- _PROBLEM TO WORK ON_
Each line containing the word "Cajuns" should be found and copied.

[Entries with figure data]
+ + +

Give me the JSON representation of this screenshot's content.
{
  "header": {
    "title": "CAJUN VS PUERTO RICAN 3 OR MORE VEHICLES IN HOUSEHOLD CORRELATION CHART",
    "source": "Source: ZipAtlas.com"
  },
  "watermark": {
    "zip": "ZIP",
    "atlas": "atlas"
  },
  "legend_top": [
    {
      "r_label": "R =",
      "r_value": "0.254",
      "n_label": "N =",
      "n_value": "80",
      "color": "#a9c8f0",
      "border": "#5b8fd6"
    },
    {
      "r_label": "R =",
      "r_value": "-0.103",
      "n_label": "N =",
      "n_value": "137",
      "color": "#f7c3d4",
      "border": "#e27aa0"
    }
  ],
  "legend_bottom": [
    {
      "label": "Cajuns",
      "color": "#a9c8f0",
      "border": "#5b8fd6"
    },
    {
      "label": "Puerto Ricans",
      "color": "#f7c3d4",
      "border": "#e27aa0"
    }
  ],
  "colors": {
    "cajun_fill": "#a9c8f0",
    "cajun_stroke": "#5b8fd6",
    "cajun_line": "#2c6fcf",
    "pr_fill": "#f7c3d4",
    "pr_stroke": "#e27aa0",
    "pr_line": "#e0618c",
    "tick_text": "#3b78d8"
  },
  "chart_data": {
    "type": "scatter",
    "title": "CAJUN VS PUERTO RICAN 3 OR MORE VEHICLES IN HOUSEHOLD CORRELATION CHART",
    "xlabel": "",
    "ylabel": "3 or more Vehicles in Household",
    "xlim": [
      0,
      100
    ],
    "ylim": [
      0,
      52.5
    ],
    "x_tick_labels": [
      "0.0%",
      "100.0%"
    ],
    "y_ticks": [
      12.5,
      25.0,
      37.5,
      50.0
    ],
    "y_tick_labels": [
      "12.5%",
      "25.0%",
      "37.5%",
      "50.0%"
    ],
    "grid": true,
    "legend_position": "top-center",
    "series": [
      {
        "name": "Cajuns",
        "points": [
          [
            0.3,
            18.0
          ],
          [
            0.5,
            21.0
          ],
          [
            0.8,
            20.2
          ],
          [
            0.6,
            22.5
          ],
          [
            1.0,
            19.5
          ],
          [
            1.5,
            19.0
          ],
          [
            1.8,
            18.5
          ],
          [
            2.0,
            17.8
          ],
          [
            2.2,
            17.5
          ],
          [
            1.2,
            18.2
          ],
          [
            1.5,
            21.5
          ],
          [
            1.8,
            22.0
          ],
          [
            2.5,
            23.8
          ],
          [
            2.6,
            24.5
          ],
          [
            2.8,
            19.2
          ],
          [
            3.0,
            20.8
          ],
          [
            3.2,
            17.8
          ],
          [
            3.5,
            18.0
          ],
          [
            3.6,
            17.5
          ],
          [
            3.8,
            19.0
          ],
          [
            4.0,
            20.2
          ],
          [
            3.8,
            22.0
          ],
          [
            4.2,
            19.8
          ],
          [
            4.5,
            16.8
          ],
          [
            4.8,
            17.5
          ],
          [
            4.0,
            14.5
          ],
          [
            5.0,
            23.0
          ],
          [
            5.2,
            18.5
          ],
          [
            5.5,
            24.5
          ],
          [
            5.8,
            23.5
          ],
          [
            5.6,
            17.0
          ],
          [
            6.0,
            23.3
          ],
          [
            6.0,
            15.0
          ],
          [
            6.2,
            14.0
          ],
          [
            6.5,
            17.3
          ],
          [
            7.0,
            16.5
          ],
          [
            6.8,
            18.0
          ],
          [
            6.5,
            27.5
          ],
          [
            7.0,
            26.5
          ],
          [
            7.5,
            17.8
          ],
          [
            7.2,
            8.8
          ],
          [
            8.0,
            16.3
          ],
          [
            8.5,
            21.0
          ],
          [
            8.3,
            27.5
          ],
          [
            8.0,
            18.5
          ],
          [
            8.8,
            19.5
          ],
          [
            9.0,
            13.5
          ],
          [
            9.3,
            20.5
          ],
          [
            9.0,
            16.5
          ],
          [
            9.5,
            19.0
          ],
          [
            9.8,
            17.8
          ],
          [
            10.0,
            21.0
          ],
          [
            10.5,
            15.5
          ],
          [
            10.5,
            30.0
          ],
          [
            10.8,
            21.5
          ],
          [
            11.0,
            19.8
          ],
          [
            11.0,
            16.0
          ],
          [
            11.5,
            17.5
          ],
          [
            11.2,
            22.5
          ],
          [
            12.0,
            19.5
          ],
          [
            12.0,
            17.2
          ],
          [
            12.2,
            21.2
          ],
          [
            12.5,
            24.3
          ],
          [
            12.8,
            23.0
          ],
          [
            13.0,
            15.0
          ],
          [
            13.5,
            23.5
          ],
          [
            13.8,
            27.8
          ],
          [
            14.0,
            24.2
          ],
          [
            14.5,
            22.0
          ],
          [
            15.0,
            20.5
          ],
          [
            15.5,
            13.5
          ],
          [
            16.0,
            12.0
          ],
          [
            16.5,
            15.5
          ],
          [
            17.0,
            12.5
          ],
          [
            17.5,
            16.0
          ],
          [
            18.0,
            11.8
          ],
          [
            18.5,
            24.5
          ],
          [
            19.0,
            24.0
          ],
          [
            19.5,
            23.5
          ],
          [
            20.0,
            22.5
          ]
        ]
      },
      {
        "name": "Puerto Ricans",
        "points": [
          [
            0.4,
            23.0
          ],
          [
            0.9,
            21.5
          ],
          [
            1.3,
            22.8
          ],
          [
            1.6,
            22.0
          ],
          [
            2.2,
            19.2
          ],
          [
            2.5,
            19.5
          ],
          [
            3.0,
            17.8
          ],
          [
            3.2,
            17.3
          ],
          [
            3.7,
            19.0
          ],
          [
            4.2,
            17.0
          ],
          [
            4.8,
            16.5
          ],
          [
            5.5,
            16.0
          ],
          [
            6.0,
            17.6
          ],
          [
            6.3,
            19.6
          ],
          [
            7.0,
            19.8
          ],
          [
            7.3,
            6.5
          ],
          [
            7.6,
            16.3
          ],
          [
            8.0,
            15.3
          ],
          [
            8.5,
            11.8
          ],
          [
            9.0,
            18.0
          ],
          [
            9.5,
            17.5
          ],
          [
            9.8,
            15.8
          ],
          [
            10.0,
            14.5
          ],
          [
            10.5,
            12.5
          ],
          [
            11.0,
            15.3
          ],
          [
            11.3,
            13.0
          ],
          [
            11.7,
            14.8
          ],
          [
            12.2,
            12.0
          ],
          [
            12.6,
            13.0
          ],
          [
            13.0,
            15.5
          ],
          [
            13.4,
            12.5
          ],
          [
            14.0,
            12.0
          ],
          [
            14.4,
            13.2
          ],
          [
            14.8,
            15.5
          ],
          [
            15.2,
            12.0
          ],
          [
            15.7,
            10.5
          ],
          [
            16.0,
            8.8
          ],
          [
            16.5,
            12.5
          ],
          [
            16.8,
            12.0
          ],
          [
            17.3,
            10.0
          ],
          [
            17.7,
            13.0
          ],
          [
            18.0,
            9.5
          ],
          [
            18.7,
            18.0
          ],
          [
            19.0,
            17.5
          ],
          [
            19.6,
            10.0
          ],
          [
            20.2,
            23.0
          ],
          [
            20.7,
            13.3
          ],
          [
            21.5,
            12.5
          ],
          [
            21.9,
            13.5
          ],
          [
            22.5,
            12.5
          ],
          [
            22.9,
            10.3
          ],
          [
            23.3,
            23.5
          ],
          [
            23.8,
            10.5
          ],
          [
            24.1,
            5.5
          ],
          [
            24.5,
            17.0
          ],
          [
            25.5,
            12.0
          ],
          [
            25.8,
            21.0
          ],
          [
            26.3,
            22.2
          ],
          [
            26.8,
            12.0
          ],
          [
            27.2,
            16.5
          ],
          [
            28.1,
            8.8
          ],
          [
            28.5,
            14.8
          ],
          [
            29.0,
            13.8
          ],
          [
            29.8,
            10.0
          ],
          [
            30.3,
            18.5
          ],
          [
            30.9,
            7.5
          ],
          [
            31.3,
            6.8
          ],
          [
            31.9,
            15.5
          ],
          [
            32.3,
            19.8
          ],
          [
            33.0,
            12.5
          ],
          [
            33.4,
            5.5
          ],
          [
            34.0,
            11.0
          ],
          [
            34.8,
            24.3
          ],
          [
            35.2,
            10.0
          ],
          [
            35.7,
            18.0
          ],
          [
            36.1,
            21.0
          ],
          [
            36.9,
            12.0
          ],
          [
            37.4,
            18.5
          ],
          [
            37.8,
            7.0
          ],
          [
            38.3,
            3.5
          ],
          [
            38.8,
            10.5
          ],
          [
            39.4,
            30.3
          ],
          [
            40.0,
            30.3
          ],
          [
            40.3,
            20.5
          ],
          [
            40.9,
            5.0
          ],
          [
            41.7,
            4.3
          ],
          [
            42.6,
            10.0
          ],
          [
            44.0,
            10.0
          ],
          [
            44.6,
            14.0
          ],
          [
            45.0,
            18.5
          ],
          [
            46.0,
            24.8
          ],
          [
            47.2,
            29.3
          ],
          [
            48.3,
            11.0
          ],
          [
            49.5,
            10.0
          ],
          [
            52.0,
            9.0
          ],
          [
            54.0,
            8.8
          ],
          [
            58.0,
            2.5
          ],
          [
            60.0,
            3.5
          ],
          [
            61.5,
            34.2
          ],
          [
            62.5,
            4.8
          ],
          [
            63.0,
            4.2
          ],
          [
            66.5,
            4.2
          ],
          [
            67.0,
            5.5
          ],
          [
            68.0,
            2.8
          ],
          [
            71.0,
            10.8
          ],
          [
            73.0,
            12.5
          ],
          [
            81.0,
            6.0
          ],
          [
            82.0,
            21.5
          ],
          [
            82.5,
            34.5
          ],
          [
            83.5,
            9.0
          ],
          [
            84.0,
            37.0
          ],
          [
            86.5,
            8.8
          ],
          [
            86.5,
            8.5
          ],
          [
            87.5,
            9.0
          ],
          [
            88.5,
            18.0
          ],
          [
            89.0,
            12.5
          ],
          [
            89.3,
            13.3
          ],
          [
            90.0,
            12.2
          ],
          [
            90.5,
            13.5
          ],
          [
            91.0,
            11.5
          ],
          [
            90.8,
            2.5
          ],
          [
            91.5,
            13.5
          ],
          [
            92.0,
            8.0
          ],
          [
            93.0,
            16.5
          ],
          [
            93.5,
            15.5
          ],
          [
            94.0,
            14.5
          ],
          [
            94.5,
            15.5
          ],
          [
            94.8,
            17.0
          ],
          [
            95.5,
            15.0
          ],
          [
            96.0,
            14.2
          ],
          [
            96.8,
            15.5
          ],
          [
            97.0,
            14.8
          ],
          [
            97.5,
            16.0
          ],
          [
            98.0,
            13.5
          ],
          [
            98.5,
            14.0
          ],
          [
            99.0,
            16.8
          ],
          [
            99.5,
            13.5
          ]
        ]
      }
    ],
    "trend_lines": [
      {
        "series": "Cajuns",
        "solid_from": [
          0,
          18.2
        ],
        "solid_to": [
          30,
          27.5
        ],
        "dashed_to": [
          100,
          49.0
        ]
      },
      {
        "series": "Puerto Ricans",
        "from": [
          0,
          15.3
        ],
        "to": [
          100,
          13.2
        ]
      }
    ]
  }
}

+ + +

- _WRITTEN SOLUTION_
      "label": "Cajuns",
        "name": "Cajuns",
        "series": "Cajuns",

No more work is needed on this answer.